Could every line of the data be printed exactly as it reads?

+++++

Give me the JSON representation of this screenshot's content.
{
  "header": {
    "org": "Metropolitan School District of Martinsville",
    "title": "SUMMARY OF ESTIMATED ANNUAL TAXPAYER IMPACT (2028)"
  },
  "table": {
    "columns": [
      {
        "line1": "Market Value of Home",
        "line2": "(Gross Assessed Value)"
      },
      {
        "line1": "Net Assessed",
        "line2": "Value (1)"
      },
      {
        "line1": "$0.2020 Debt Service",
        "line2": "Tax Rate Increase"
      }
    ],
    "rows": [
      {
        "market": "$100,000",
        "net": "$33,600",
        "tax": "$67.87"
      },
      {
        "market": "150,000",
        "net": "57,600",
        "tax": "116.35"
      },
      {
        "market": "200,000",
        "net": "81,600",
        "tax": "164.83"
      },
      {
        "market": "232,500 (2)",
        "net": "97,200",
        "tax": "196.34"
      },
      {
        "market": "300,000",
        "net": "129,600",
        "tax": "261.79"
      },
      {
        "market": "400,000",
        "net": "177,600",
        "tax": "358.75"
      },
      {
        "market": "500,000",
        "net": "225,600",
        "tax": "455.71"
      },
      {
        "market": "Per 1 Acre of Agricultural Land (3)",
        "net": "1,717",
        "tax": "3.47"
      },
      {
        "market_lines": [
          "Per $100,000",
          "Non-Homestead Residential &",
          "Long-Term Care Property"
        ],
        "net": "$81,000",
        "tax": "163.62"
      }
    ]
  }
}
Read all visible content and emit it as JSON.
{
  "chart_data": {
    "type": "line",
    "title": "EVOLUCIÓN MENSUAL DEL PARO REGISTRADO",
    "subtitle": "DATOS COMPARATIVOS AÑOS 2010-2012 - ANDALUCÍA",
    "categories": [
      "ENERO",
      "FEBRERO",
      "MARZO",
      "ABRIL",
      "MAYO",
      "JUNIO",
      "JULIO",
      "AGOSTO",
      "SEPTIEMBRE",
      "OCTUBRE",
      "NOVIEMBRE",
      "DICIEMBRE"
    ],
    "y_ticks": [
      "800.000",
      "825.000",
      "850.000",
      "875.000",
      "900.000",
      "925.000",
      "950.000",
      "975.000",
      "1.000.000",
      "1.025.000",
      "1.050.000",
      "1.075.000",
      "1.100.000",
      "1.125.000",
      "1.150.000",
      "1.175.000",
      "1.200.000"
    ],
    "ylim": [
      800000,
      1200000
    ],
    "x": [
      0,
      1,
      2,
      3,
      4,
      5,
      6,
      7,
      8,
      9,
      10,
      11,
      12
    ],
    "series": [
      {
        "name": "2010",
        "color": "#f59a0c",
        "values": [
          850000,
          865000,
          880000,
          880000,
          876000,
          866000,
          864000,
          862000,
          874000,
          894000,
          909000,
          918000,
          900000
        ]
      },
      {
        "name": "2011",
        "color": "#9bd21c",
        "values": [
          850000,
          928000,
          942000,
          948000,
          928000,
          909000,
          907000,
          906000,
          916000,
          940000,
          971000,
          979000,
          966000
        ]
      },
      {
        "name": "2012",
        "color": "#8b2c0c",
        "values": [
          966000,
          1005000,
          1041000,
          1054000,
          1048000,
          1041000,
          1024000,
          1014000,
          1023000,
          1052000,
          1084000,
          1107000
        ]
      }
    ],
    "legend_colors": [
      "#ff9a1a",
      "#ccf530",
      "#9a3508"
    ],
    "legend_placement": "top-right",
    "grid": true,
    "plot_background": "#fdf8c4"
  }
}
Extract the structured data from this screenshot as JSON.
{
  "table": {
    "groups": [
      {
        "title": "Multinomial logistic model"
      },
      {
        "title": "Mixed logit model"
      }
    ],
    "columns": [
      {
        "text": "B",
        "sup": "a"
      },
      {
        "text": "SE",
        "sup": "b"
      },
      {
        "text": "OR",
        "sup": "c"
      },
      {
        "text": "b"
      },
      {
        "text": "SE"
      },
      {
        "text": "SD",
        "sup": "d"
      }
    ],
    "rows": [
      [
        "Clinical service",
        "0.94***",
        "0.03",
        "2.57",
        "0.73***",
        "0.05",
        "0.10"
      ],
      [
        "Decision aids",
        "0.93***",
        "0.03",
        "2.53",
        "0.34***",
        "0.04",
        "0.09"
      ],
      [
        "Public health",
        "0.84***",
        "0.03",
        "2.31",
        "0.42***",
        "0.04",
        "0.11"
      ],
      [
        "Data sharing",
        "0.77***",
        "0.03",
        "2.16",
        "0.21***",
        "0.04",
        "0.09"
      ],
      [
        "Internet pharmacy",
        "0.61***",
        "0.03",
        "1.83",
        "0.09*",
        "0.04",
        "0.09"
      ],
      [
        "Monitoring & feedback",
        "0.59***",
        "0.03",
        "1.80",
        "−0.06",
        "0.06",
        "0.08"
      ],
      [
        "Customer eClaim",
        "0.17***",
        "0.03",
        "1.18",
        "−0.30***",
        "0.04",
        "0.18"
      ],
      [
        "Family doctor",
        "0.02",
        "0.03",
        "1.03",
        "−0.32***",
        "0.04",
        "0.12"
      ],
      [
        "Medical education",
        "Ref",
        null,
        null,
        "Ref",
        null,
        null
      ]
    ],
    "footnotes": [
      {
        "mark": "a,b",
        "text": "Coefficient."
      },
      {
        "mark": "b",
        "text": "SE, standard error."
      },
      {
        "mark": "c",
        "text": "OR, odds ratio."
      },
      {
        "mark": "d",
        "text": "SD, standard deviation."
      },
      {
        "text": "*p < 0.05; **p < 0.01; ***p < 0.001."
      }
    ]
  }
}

+++++

### FINISHED TASK
Give me the JSON representation of this screenshot's content.
{
  "header": {
    "org": "Metropolitan School District of Martinsville",
    "title": "SUMMARY OF ESTIMATED ANNUAL TAXPAYER IMPACT (2028)"
  },
  "table": {
    "columns": [
      {
        "line1": "Market Value of Home",
        "line2": "(Gross Assessed Value)"
      },
      {
        "line1": "Net Assessed",
        "line2": "Value (1)"
      },
      {
        "line1": "$0.2020 Debt Service",
        "line2": "Tax Rate Increase"
      }
    ],
    "rows": [
      {
        "market": "$100,000",
        "net": "$33,600",
        "tax": "$67.87"
      },
      {
        "market": "150,000",
        "net": "57,600",
        "tax": "116.35"
      },
      {
        "market": "200,000",
        "net": "81,600",
        "tax": "164.83"
      },
      {
        "market": "232,500 (2)",
        "net": "97,200",
        "tax": "196.34"
      },
      {
        "market": "300,000",
        "net": "129,600",
        "tax": "261.79"
      },
      {
        "market": "400,000",
        "net": "177,600",
        "tax": "358.75"
      },
      {
        "market": "500,000",
        "net": "225,600",
        "tax": "455.71"
      },
      {
        "market": "Per 1 Acre of Agricultural Land (3)",
        "net": "1,717",
        "tax": "3.47"
      },
      {
        "market_lines": [
          "Per $100,000",
          "Non-Homestead Residential &",
          "Long-Term Care Property"
        ],
        "net": "$81,000",
        "tax": "163.62"
      }
    ]
  }
}
Read all visible content and emit it as JSON.
{
  "chart_data": {
    "type": "line",
    "title": "EVOLUCIÓN MENSUAL DEL PARO REGISTRADO",
    "subtitle": "DATOS COMPARATIVOS AÑOS 2010-2012 - ANDALUCÍA",
    "categories": [
      "ENERO",
      "FEBRERO",
      "MARZO",
      "ABRIL",
      "MAYO",
      "JUNIO",
      "JULIO",
      "AGOSTO",
      "SEPTIEMBRE",
      "OCTUBRE",
      "NOVIEMBRE",
      "DICIEMBRE"
    ],
    "y_ticks": [
      "800.000",
      "825.000",
      "850.000",
      "875.000",
      "900.000",
      "925.000",
      "950.000",
      "975.000",
      "1.000.000",
      "1.025.000",
      "1.050.000",
      "1.075.000",
      "1.100.000",
      "1.125.000",
      "1.150.000",
      "1.175.000",
      "1.200.000"
    ],
    "ylim": [
      800000,
      1200000
    ],
    "x": [
      0,
      1,
      2,
      3,
      4,
      5,
      6,
      7,
      8,
      9,
      10,
      11,
      12
    ],
    "series": [
      {
        "name": "2010",
        "color": "#f59a0c",
        "values": [
          850000,
          865000,
          880000,
          880000,
          876000,
          866000,
          864000,
          862000,
          874000,
          894000,
          909000,
          918000,
          900000
        ]
      },
      {
        "name": "2011",
        "color": "#9bd21c",
        "values": [
          850000,
          928000,
          942000,
          948000,
          928000,
          909000,
          907000,
          906000,
          916000,
          940000,
          971000,
          979000,
          966000
        ]
      },
      {
        "name": "2012",
        "color": "#8b2c0c",
        "values": [
          966000,
          1005000,
          1041000,
          1054000,
          1048000,
          1041000,
          1024000,
          1014000,
          1023000,
          1052000,
          1084000,
          1107000
        ]
      }
    ],
    "legend_colors": [
      "#ff9a1a",
      "#ccf530",
      "#9a3508"
    ],
    "legend_placement": "top-right",
    "grid": true,
    "plot_background": "#fdf8c4"
  }
}
Extract the structured data from this screenshot as JSON.
{
  "table": {
    "groups": [
      {
        "title": "Multinomial logistic model"
      },
      {
        "title": "Mixed logit model"
      }
    ],
    "columns": [
      {
        "text": "B",
        "sup": "a"
      },
      {
        "text": "SE",
        "sup": "b"
      },
      {
        "text": "OR",
        "sup": "c"
      },
      {
        "text": "b"
      },
      {
        "text": "SE"
      },
      {
        "text": "SD",
        "sup": "d"
      }
    ],
    "rows": [
      [
        "Clinical service",
        "0.94***",
        "0.03",
        "2.57",
        "0.73***",
        "0.05",
        "0.10"
      ],
      [
        "Decision aids",
        "0.93***",
        "0.03",
        "2.53",
        "0.34***",
        "0.04",
        "0.09"
      ],
      [
        "Public health",
        "0.84***",
        "0.03",
        "2.31",
        "0.42***",
        "0.04",
        "0.11"
      ],
      [
        "Data sharing",
        "0.77***",
        "0.03",
        "2.16",
        "0.21***",
        "0.04",
        "0.09"
      ],
      [
        "Internet pharmacy",
        "0.61***",
        "0.03",
        "1.83",
        "0.09*",
        "0.04",
        "0.09"
      ],
      [
        "Monitoring & feedback",
        "0.59***",
        "0.03",
        "1.80",
        "−0.06",
        "0.06",
        "0.08"
      ],
      [
        "Customer eClaim",
        "0.17***",
        "0.03",
        "1.18",
        "−0.30***",
        "0.04",
        "0.18"
      ],
      [
        "Family doctor",
        "0.02",
        "0.03",
        "1.03",
        "−0.32***",
        "0.04",
        "0.12"
      ],
      [
        "Medical education",
        "Ref",
        null,
        null,
        "Ref",
        null,
        null
      ]
    ],
    "footnotes": [
      {
        "mark": "a,b",
        "text": "Coefficient."
      },
      {
        "mark": "b",
        "text": "SE, standard error."
      },
      {
        "mark": "c",
        "text": "OR, odds ratio."
      },
      {
        "mark": "d",
        "text": "SD, standard deviation."
      },
      {
        "text": "*p < 0.05; **p < 0.01; ***p < 0.001."
      }
    ]
  }
}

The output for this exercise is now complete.